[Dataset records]
======

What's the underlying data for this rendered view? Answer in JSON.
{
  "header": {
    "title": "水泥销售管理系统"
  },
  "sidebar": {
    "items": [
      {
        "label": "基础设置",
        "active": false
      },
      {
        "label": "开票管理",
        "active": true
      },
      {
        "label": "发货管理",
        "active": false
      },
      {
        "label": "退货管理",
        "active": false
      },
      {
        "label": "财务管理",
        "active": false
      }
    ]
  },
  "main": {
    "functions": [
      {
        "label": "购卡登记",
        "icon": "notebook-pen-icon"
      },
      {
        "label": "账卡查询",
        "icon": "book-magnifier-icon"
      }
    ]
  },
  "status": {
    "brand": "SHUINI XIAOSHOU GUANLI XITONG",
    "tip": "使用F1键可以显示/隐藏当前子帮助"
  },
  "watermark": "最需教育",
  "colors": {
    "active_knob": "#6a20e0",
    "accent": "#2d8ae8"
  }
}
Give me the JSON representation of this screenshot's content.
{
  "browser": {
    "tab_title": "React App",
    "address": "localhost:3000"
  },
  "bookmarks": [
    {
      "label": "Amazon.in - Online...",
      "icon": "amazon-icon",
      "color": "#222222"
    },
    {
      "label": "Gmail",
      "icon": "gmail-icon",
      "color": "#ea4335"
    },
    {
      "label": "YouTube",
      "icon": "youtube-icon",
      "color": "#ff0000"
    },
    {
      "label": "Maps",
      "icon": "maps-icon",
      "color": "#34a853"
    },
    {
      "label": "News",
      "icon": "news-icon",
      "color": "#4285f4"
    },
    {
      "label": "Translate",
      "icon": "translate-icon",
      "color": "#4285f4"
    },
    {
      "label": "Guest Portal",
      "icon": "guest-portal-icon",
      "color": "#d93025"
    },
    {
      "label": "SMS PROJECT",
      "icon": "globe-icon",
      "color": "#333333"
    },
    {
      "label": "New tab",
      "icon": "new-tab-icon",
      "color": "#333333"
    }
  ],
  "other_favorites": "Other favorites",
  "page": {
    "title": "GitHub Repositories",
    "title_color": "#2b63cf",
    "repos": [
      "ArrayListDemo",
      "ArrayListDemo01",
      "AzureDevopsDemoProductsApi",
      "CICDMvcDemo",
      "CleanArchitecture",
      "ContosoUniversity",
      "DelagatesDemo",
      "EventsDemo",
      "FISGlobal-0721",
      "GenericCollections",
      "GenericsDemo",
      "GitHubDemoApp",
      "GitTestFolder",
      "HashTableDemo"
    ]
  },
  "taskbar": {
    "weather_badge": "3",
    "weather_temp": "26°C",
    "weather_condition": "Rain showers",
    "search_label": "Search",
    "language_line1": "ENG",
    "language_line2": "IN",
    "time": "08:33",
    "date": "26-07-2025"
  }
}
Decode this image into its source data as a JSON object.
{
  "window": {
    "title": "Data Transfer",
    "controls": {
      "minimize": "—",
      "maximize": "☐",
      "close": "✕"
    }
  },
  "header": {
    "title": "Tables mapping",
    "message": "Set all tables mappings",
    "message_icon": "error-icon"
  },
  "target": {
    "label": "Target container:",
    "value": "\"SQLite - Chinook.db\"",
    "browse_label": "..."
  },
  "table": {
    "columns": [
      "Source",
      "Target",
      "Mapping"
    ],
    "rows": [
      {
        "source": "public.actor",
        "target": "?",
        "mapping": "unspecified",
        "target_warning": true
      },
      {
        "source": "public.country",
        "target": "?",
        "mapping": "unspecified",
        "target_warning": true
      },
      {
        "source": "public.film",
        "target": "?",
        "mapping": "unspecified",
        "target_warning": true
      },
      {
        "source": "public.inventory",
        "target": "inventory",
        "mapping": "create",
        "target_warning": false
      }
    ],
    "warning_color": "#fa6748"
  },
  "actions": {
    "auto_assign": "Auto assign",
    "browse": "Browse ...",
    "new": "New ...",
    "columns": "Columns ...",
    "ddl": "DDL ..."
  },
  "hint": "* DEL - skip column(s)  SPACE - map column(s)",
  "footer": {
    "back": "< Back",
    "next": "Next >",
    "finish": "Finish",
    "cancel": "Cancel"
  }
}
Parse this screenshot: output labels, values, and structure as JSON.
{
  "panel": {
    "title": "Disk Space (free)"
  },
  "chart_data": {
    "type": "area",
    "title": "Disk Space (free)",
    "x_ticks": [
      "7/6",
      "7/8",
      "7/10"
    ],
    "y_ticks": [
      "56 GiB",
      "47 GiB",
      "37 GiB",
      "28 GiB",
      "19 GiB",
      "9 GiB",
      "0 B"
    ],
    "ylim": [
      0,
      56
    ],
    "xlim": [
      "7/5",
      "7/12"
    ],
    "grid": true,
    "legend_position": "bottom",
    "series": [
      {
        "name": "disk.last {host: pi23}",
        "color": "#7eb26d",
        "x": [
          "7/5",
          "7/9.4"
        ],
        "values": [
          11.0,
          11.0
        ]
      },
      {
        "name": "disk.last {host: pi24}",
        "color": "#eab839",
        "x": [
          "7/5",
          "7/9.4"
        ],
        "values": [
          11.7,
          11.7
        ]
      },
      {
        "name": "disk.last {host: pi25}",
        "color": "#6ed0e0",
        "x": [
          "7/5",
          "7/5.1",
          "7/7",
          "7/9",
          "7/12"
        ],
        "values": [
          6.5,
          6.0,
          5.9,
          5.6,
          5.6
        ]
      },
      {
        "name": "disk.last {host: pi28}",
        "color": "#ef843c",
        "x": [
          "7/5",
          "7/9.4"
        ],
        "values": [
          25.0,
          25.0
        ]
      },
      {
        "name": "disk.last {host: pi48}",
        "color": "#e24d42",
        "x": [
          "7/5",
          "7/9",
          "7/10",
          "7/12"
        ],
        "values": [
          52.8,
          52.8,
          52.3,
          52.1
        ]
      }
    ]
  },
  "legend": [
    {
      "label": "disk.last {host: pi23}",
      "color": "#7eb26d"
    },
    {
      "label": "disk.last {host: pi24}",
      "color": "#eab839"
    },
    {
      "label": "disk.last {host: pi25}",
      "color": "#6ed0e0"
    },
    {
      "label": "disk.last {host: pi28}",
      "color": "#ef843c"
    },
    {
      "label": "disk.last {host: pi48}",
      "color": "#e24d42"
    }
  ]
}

======

▶ Work to complete: From the listing above, copy every line that includes the word "icon".

▶ In response:
        "icon": "notebook-pen-icon"
        "icon": "book-magnifier-icon"
      "icon": "amazon-icon",
      "icon": "gmail-icon",
      "icon": "youtube-icon",
      "icon": "maps-icon",
      "icon": "news-icon",
      "icon": "translate-icon",
      "icon": "guest-portal-icon",
      "icon": "globe-icon",
      "icon": "new-tab-icon",
    "message_icon": "error-icon"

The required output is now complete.